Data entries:
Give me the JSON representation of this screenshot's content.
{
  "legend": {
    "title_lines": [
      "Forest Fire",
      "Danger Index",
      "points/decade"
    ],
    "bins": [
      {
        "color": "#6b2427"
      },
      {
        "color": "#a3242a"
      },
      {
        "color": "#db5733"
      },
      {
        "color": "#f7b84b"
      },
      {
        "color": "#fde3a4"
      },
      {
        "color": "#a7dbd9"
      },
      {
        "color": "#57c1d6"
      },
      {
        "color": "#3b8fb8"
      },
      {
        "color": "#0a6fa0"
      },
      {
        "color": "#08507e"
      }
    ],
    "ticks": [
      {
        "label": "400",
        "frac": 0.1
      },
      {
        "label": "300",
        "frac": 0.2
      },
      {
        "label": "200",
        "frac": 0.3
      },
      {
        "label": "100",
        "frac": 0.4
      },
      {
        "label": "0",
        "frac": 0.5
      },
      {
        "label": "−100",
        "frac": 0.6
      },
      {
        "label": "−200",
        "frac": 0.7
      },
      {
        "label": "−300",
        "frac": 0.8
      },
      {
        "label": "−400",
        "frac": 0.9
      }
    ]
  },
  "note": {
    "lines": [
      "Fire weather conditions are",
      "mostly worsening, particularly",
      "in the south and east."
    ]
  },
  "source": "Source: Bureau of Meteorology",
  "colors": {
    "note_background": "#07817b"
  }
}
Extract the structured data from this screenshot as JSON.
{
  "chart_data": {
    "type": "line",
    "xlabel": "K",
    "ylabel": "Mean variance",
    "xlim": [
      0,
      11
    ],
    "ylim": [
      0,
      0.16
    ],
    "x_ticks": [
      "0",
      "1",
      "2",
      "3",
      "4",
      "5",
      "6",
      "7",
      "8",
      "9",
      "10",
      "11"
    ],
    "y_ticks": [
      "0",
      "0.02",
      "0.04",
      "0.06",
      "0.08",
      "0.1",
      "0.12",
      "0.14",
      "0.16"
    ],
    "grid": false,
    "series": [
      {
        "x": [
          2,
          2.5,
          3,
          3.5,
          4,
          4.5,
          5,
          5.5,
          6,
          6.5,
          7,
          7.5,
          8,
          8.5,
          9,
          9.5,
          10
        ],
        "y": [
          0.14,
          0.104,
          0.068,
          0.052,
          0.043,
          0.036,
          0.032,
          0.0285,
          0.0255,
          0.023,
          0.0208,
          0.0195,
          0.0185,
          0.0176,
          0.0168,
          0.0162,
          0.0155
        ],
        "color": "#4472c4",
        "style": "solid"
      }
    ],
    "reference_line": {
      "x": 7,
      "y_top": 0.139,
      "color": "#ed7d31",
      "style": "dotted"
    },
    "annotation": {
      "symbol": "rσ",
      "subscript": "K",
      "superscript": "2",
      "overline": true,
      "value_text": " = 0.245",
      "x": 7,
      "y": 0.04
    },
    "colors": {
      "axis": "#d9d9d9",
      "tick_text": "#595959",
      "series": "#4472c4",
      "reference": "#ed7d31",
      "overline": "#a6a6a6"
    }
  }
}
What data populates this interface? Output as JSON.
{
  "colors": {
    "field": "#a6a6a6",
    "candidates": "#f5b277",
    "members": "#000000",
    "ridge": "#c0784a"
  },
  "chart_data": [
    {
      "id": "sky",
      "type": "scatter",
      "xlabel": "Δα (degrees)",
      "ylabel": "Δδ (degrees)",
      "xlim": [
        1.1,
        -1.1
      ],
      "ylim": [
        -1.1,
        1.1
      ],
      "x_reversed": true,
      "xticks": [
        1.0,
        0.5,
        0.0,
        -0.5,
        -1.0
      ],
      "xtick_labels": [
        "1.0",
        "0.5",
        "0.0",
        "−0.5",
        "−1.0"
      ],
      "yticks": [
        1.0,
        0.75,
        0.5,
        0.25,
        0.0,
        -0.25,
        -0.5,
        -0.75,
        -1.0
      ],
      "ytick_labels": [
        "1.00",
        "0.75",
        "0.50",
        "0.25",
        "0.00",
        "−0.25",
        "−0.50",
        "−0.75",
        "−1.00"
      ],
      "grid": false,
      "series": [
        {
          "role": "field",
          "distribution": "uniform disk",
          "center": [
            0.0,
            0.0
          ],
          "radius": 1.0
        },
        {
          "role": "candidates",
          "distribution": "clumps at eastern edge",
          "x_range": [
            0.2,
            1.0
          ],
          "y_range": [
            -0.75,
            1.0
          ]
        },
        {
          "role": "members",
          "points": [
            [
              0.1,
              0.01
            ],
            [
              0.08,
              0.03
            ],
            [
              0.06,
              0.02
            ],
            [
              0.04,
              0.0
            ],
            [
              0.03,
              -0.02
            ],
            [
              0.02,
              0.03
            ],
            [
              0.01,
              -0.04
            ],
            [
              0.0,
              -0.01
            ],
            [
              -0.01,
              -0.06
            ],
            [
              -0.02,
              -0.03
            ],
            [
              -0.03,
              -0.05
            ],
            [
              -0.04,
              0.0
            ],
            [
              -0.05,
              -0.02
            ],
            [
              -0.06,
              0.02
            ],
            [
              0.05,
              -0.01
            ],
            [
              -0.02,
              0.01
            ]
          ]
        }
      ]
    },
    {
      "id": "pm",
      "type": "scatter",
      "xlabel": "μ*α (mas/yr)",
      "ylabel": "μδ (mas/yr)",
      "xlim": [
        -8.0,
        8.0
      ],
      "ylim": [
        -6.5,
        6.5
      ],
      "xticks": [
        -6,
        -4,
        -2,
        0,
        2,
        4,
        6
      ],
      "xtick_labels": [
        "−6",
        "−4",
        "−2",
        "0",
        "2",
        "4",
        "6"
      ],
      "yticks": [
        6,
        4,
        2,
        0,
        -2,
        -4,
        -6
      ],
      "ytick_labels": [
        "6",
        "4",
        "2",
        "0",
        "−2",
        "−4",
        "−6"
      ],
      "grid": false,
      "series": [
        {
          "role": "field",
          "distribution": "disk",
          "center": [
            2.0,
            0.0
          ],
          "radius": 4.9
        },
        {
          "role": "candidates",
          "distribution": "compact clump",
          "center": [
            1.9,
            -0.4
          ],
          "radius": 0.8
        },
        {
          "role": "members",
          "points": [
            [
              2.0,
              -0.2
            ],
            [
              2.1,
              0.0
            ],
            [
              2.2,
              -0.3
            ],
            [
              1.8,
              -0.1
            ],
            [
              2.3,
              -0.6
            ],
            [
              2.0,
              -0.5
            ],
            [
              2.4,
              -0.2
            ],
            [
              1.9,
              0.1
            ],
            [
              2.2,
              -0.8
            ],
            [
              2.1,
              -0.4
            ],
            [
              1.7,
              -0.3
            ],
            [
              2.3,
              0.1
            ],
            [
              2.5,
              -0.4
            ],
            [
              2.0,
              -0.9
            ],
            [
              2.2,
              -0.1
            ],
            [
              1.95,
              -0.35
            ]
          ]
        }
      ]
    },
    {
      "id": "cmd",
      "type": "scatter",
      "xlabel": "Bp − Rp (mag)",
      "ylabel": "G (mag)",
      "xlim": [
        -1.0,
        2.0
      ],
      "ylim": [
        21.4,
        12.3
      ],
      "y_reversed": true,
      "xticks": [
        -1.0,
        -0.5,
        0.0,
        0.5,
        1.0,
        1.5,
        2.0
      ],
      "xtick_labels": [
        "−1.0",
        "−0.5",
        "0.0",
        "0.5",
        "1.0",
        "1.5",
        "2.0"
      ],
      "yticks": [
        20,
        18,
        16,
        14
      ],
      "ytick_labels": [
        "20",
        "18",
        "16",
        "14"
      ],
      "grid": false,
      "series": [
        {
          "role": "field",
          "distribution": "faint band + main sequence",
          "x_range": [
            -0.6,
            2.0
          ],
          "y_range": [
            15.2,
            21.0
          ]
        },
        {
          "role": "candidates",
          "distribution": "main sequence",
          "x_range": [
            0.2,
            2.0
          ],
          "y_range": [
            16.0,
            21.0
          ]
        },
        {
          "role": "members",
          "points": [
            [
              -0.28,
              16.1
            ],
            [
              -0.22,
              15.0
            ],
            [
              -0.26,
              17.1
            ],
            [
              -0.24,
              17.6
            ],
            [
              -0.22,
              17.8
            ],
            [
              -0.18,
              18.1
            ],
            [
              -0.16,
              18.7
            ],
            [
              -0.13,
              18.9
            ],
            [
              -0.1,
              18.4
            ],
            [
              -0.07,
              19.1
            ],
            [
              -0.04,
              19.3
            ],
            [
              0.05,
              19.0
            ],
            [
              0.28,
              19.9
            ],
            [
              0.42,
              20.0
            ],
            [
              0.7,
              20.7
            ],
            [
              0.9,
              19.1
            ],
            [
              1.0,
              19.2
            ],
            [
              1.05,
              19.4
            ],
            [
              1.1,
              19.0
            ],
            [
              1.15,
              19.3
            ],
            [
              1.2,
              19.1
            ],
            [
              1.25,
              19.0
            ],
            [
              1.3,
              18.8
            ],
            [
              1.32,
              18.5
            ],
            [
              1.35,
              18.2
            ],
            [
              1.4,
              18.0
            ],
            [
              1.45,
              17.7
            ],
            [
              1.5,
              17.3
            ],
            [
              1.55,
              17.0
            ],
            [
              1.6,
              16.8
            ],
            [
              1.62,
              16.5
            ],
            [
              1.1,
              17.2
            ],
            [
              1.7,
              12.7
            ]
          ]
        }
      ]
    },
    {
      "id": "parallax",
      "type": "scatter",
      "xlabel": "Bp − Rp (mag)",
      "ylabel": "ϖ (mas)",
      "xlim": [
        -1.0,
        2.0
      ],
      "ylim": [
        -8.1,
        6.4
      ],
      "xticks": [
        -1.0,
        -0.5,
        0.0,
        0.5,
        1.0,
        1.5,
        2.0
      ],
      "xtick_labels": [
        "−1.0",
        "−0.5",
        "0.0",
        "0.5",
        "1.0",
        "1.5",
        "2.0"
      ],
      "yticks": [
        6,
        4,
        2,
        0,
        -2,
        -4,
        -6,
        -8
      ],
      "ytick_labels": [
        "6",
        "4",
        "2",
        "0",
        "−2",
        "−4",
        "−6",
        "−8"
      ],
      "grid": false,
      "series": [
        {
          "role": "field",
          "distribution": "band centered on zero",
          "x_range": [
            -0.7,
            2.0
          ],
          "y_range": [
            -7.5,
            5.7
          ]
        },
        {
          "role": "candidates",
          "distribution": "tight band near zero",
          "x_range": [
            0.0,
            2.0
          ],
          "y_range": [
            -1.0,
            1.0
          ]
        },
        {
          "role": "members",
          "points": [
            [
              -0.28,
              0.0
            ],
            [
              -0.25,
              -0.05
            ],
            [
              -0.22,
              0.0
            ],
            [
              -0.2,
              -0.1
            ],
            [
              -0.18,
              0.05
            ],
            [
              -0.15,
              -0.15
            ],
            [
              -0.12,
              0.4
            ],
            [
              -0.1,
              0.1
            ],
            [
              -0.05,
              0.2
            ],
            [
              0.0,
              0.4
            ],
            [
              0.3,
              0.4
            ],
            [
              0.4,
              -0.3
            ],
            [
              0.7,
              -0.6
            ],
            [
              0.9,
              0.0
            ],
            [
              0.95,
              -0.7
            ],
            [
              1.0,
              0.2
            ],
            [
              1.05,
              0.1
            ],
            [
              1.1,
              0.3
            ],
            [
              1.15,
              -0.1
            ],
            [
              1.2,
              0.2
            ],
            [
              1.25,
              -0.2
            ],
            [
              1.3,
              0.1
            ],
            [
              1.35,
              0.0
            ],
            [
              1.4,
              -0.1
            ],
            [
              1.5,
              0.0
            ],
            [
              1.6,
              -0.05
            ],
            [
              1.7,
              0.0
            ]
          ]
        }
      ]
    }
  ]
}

# What you are asked to do
Gather from the data above every line with the string "xlabel".

# Completed task
    "xlabel": "K",
      "xlabel": "Δα (degrees)",
      "xlabel": "μ*α (mas/yr)",
      "xlabel": "Bp − Rp (mag)",
      "xlabel": "Bp − Rp (mag)",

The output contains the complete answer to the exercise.